### Stored items

++++

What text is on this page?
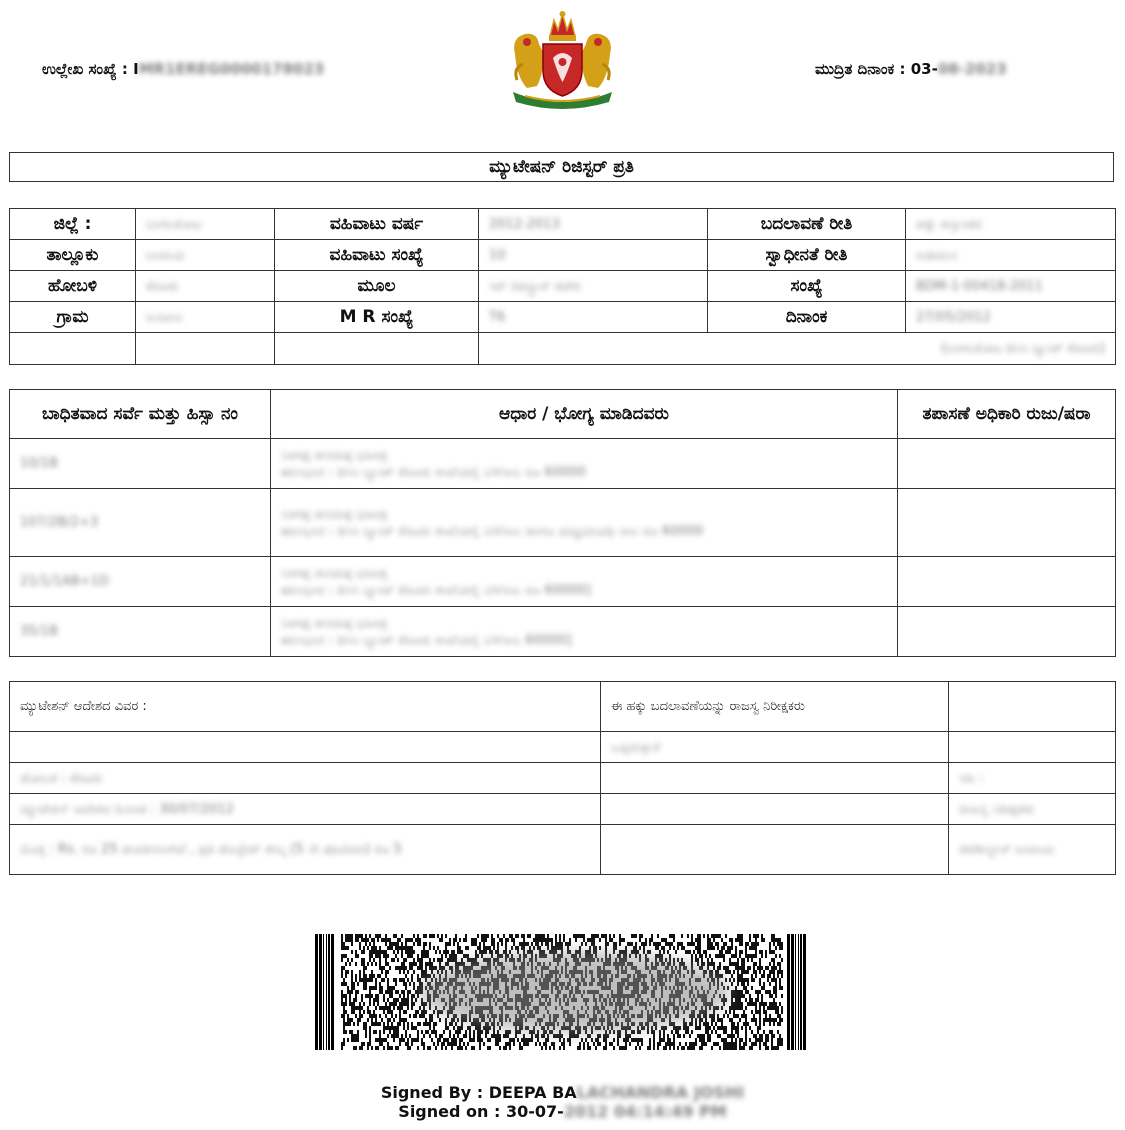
ಉಲ್ಲೇಖ ಸಂಖ್ಯೆ : IMR1EREG0000178023	ಮುದ್ರಿತ ದಿನಾಂಕ : 03-08-2023
ಮ್ಯುಟೇಷನ್ ರಿಜಿಸ್ಟರ್ ಪ್ರತಿ
ಜಿಲ್ಲೆ :	ಬಾಗಲಕೋಟ	ವಹಿವಾಟು ವರ್ಷ	2012-2013	ಬದಲಾವಣೆ ರೀತಿ	ಹಕ್ಕು ಹಸ್ತಾಂತರ
ತಾಲ್ಲೂಕು	ಬಾದಾಮಿ	ವಹಿವಾಟು ಸಂಖ್ಯೆ	10	ಸ್ವಾಧೀನತೆ ರೀತಿ	ಅಡಮಾನ
ಹೋಬಳಿ	ಕೆರೂರು	ಮೂಲ	ಸರ್ ರಿಜಿಸ್ಟ್ರಾರ್ ಕಚೇರಿ	ಸಂಖ್ಯೆ	BDM-1-00418-2011
ಗ್ರಾಮ	ಅನವಾಲ	M R ಸಂಖ್ಯೆ	T6	ದಿನಾಂಕ	27/05/2012
			(ಬಾಗಲಕೋಟ ಡಿಸಿಸಿ ಬ್ಯಾಂಕ್ ಕೆರೂರು)		
ಬಾಧಿತವಾದ ಸರ್ವೆ ಮತ್ತು ಹಿಸ್ಸಾ ನಂ	ಆಧಾರ / ಭೋಗ್ಯ ಮಾಡಿದವರು	ತಪಾಸಣೆ ಅಧಿಕಾರಿ ರುಜು/ಷರಾ
10/1B	ನಿಂಗಪ್ಪ ಹನಮಪ್ಪ ಭಜಂತ್ರಿ
ಋಣಭಾರ : ಡಿಸಿಸಿ ಬ್ಯಾಂಕ್ ಕೆರೂರು ಶಾಖೆಯಲ್ಲಿ ಬೆಳೆಸಾಲ ರೂ 60000	

107/2B/2+3	ನಿಂಗಪ್ಪ ಹನಮಪ್ಪ ಭಜಂತ್ರಿ
ಋಣಭಾರ : ಡಿಸಿಸಿ ಬ್ಯಾಂಕ್ ಕೆರೂರು ಶಾಖೆಯಲ್ಲಿ ಬೆಳೆಸಾಲ ಹಾಗೂ ಮಧ್ಯಮಾವಧಿ ಸಾಲ ರೂ 60000	

21/1/1AB+1D	ನಿಂಗಪ್ಪ ಹನಮಪ್ಪ ಭಜಂತ್ರಿ
ಋಣಭಾರ : ಡಿಸಿಸಿ ಬ್ಯಾಂಕ್ ಕೆರೂರು ಶಾಖೆಯಲ್ಲಿ ಬೆಳೆಸಾಲ ರೂ 60000]	

35/1B	ನಿಂಗಪ್ಪ ಹನಮಪ್ಪ ಭಜಂತ್ರಿ
ಋಣಭಾರ : ಡಿಸಿಸಿ ಬ್ಯಾಂಕ್ ಕೆರೂರು ಶಾಖೆಯಲ್ಲಿ ಬೆಳೆಸಾಲ 60000]	

ಮ್ಯುಟೇಶನ್ ಆದೇಶದ ವಿವರ :	ಈ ಹಕ್ಕು ಬದಲಾವಣೆಯನ್ನು ರಾಜಸ್ವ ನಿರೀಕ್ಷಕರು	
	ಒಪ್ಪಿರುತ್ತಾರೆ	
ಹೋಬಳಿ : ಕೆರೂರು		ಸಹಿ :
ಮ್ಯುಟೇಶನ್ ಆದೇಶದ ದಿನಾಂಕ : 30/07/2012		ರಾಜಸ್ವ ನಿರೀಕ್ಷಕರು
ಮೊತ್ತ : Rs. ರೂ 25 ಪಾವತಿಸಲಾಗಿದೆ , ಪ್ರತಿ ಹೊಸ್ಟೇಜ್ ಶುಲ್ಕ (5 ನೇ ಪುಟದಿಂದ) ರೂ 5		ತಹಶೀಲ್ದಾರ್ ಬಾದಾಮಿ
Signed By : DEEPA BALACHANDRA JOSHI
Signed on : 30-07-2012 04:14:49 PM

++++

### Exercise description
Pick out all lines from the data above in which the word "Signed" appears.

### Written answer
Signed By : DEEPA BALACHANDRA JOSHI
Signed on : 30-07-2012 04:14:49 PM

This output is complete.